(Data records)
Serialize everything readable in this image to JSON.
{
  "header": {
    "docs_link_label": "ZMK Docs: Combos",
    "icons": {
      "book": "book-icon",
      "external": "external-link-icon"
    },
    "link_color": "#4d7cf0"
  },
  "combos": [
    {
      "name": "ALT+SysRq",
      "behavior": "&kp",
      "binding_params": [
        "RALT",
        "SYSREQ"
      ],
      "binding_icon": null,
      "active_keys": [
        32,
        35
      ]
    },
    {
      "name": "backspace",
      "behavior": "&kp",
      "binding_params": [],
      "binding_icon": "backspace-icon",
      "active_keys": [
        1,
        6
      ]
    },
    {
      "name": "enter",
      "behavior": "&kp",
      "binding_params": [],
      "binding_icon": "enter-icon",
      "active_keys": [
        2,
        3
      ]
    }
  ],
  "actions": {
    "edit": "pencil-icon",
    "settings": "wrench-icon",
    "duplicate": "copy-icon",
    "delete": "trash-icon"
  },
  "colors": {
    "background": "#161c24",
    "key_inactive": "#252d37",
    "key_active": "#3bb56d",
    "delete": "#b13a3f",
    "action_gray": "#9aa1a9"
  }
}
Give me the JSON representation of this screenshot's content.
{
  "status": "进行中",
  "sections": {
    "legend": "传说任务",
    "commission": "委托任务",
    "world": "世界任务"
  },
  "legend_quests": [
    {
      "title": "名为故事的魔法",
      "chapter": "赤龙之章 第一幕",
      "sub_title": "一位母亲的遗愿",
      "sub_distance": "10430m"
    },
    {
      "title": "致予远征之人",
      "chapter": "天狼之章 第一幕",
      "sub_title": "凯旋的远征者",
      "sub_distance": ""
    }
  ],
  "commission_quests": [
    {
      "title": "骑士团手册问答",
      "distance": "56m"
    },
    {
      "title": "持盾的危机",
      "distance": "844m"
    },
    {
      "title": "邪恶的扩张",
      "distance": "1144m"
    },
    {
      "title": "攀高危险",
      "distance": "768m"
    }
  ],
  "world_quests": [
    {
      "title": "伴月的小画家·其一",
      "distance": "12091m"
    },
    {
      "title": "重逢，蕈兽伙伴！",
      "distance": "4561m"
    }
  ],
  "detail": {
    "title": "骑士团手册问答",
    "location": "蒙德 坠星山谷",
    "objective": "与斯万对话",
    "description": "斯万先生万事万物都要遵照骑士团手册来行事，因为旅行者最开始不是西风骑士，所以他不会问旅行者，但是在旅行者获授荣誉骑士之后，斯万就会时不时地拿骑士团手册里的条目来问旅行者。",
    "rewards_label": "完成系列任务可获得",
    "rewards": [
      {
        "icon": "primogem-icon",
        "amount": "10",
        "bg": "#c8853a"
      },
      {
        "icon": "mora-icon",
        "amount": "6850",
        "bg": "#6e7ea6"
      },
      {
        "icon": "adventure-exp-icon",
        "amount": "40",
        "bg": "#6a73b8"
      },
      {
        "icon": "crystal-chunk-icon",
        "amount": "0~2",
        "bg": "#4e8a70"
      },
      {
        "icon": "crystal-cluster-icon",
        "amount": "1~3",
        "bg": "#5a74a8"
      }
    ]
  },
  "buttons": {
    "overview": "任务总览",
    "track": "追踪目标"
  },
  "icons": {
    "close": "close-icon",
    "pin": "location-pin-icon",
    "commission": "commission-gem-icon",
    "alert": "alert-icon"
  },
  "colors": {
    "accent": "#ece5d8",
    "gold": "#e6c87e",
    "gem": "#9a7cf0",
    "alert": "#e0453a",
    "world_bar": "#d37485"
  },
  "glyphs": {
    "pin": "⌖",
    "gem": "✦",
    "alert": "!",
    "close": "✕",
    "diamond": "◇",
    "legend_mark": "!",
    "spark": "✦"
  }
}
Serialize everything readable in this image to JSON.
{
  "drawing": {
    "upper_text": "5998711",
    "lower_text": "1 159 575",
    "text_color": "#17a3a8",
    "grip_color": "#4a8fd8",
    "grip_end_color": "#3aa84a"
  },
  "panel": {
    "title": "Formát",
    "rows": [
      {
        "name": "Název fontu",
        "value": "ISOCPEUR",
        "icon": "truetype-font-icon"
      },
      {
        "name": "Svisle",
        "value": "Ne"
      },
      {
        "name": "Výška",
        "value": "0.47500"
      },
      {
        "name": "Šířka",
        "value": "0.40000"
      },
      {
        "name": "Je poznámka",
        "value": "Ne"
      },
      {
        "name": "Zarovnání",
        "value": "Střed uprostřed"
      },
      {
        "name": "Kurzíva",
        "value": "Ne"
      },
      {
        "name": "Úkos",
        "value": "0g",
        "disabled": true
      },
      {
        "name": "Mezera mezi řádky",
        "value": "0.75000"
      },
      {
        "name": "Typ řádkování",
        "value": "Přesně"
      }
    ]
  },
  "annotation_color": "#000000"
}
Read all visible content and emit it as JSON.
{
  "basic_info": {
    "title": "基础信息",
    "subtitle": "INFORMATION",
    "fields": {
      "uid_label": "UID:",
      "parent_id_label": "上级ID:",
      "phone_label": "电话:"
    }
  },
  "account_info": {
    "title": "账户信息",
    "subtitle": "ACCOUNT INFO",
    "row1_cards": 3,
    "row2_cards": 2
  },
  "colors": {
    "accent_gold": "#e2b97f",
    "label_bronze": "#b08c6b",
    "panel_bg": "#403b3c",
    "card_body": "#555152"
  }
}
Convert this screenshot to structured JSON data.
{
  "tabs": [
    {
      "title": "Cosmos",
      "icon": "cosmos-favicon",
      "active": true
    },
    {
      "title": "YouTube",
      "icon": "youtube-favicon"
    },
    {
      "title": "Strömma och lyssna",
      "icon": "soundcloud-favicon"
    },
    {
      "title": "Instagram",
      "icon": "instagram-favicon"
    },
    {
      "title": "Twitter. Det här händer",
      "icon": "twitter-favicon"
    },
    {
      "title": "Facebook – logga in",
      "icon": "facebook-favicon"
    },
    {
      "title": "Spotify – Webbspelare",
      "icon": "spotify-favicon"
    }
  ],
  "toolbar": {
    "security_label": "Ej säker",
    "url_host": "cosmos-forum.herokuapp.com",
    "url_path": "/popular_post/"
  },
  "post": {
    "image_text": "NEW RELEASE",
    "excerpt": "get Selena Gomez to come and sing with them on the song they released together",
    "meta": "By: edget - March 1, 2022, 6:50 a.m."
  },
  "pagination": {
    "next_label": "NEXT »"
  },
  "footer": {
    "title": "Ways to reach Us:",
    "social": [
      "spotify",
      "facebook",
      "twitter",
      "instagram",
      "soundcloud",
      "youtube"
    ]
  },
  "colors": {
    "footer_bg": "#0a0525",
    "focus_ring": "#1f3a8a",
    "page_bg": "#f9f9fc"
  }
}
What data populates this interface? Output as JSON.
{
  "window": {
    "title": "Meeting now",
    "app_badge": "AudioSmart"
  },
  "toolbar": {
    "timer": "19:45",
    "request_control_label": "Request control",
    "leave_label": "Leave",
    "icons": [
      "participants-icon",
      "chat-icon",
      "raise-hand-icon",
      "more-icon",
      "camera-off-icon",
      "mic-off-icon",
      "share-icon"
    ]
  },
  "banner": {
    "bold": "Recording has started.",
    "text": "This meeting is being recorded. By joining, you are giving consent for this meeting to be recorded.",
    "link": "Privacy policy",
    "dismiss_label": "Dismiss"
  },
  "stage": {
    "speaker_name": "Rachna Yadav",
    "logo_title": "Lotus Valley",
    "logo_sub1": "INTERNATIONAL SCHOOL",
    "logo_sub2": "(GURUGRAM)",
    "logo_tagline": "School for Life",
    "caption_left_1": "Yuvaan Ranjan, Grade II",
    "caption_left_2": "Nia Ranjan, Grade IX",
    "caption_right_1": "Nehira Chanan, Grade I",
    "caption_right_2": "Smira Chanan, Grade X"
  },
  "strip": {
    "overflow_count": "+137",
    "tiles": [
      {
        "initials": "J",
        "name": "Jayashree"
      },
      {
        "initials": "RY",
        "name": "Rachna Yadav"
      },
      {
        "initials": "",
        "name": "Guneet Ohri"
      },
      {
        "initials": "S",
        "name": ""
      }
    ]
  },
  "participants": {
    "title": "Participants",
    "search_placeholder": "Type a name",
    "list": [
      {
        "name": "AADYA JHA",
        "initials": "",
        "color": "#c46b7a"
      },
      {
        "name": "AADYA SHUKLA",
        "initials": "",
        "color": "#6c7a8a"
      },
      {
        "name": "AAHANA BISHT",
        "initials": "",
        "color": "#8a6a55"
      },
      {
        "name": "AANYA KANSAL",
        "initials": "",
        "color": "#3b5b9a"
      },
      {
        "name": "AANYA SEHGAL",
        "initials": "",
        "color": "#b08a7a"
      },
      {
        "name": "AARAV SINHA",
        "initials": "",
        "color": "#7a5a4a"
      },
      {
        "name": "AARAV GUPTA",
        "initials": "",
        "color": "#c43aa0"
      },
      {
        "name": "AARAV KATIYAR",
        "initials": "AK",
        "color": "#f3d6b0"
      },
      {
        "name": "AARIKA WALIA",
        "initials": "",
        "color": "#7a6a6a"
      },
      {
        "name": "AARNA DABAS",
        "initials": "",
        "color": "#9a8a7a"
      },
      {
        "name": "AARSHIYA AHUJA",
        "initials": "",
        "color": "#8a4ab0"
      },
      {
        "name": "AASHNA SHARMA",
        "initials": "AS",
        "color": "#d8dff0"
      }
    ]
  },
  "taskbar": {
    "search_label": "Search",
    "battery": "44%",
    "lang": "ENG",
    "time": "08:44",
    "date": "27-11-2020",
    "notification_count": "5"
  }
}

### YOUR GOAL
Among the lines above, how many contain the string "crystal"? State the number alone.

### COMPLETE OUTPUT
2